Required task –
Rework the part of the records that opens with the line containing "Patent image size: (855, 429)." and closes with the line containing "The power transmission means 52 is" into a numbered list, dropping any blank lines.

Start Supplied records

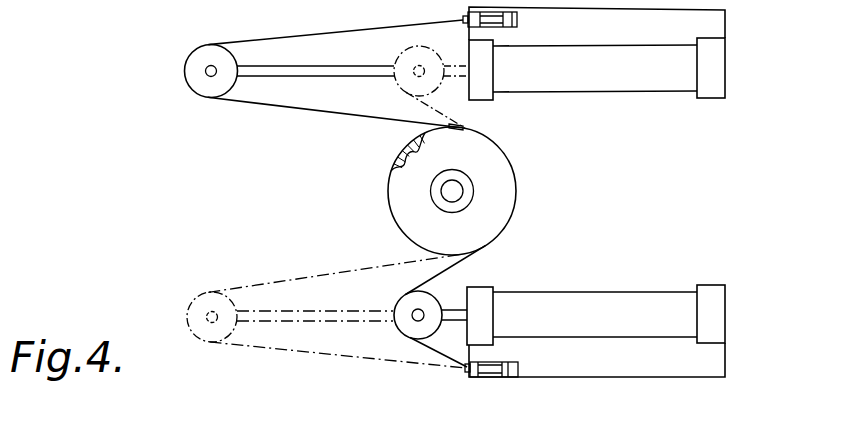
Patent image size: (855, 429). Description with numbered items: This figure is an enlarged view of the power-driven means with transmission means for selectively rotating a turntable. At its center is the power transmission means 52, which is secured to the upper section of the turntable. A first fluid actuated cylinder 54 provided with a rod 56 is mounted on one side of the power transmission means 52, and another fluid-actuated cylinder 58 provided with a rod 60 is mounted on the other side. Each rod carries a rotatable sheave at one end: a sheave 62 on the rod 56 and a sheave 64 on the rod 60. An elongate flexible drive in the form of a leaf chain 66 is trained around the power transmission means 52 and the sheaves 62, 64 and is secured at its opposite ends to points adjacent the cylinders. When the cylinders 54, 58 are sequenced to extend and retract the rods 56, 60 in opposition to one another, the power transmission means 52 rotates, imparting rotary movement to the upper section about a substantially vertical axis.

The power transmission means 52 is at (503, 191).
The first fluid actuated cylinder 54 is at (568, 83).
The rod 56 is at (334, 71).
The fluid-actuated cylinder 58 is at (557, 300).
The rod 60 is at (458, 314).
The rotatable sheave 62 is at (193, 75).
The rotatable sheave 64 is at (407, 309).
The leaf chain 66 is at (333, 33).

End Supplied records
Start Supplied records

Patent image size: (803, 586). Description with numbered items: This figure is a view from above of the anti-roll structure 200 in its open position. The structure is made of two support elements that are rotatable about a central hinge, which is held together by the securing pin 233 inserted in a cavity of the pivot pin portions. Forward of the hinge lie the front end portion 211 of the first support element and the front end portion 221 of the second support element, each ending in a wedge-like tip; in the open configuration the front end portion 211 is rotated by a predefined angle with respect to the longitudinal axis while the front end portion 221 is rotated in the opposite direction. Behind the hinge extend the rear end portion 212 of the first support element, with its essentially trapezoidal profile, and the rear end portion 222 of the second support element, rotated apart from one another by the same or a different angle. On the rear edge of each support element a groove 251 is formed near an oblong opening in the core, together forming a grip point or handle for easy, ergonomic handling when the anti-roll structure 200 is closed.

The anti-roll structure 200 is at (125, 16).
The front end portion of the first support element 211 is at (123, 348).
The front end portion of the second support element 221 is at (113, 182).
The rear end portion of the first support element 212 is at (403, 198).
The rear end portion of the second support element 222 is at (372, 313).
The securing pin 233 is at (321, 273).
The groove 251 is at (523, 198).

End Supplied records

Answer to the exercise –
1. Patent image size: (855, 429). Description with numbered items: This figure is an enlarged view of the power-driven means with transmission means for selectively rotating a turntable. At its center is the power transmission means 52, which is secured to the upper section of the turntable. A first fluid actuated cylinder 54 provided with a rod 56 is mounted on one side of the power transmission means 52, and another fluid-actuated cylinder 58 provided with a rod 60 is mounted on the other side. Each rod carries a rotatable sheave at one end: a sheave 62 on the rod 56 and a sheave 64 on the rod 60. An elongate flexible drive in the form of a leaf chain 66 is trained around the power transmission means 52 and the sheaves 62, 64 and is secured at its opposite ends to points adjacent the cylinders. When the cylinders 54, 58 are sequenced to extend and retract the rods 56, 60 in opposition to one another, the power transmission means 52 rotates, imparting rotary movement to the upper section about a substantially vertical axis.
2. The power transmission means 52 is at (503, 191).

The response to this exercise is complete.